* **WHAT YOU SHOULD DO**
Provide an exact copy of the data, excluding the images.

* **Data records**
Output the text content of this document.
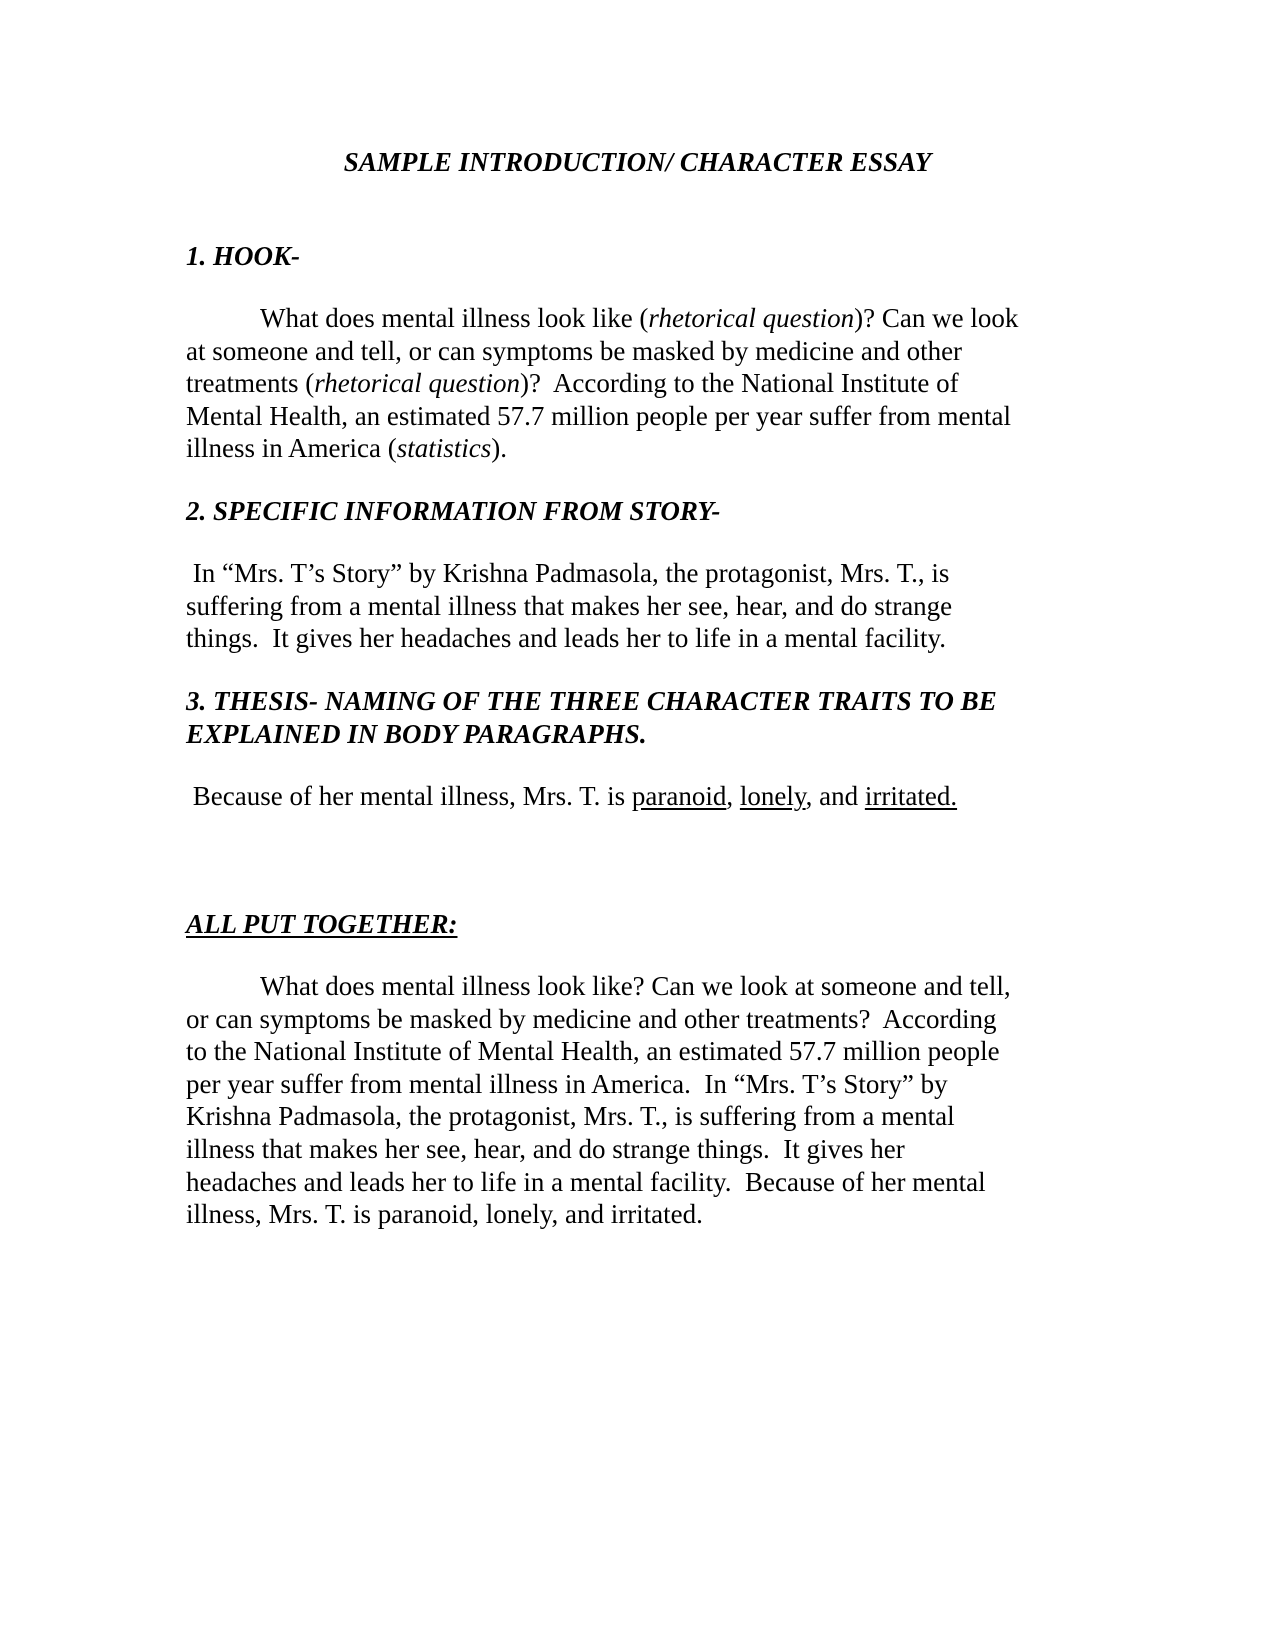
SAMPLE INTRODUCTION/ CHARACTER ESSAY
1. HOOK-
What does mental illness look like (rhetorical question)? Can we look
at someone and tell, or can symptoms be masked by medicine and other
treatments (rhetorical question)?  According to the National Institute of
Mental Health, an estimated 57.7 million people per year suffer from mental
illness in America (statistics).
2. SPECIFIC INFORMATION FROM STORY-
In “Mrs. T’s Story” by Krishna Padmasola, the protagonist, Mrs. T., is
suffering from a mental illness that makes her see, hear, and do strange
things.  It gives her headaches and leads her to life in a mental facility.
3. THESIS- NAMING OF THE THREE CHARACTER TRAITS TO BE
EXPLAINED IN BODY PARAGRAPHS.
Because of her mental illness, Mrs. T. is paranoid, lonely, and irritated.
ALL PUT TOGETHER:
What does mental illness look like? Can we look at someone and tell,
or can symptoms be masked by medicine and other treatments?  According
to the National Institute of Mental Health, an estimated 57.7 million people
per year suffer from mental illness in America.  In “Mrs. T’s Story” by
Krishna Padmasola, the protagonist, Mrs. T., is suffering from a mental
illness that makes her see, hear, and do strange things.  It gives her
headaches and leads her to life in a mental facility.  Because of her mental
illness, Mrs. T. is paranoid, lonely, and irritated.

* **ANSWER TO THIS TASK**
Output the text content of this document.
SAMPLE INTRODUCTION/ CHARACTER ESSAY
1. HOOK-
What does mental illness look like (rhetorical question)? Can we look
at someone and tell, or can symptoms be masked by medicine and other
treatments (rhetorical question)?  According to the National Institute of
Mental Health, an estimated 57.7 million people per year suffer from mental
illness in America (statistics).
2. SPECIFIC INFORMATION FROM STORY-
In “Mrs. T’s Story” by Krishna Padmasola, the protagonist, Mrs. T., is
suffering from a mental illness that makes her see, hear, and do strange
things.  It gives her headaches and leads her to life in a mental facility.
3. THESIS- NAMING OF THE THREE CHARACTER TRAITS TO BE
EXPLAINED IN BODY PARAGRAPHS.
Because of her mental illness, Mrs. T. is paranoid, lonely, and irritated.
ALL PUT TOGETHER:
What does mental illness look like? Can we look at someone and tell,
or can symptoms be masked by medicine and other treatments?  According
to the National Institute of Mental Health, an estimated 57.7 million people
per year suffer from mental illness in America.  In “Mrs. T’s Story” by
Krishna Padmasola, the protagonist, Mrs. T., is suffering from a mental
illness that makes her see, hear, and do strange things.  It gives her
headaches and leads her to life in a mental facility.  Because of her mental
illness, Mrs. T. is paranoid, lonely, and irritated.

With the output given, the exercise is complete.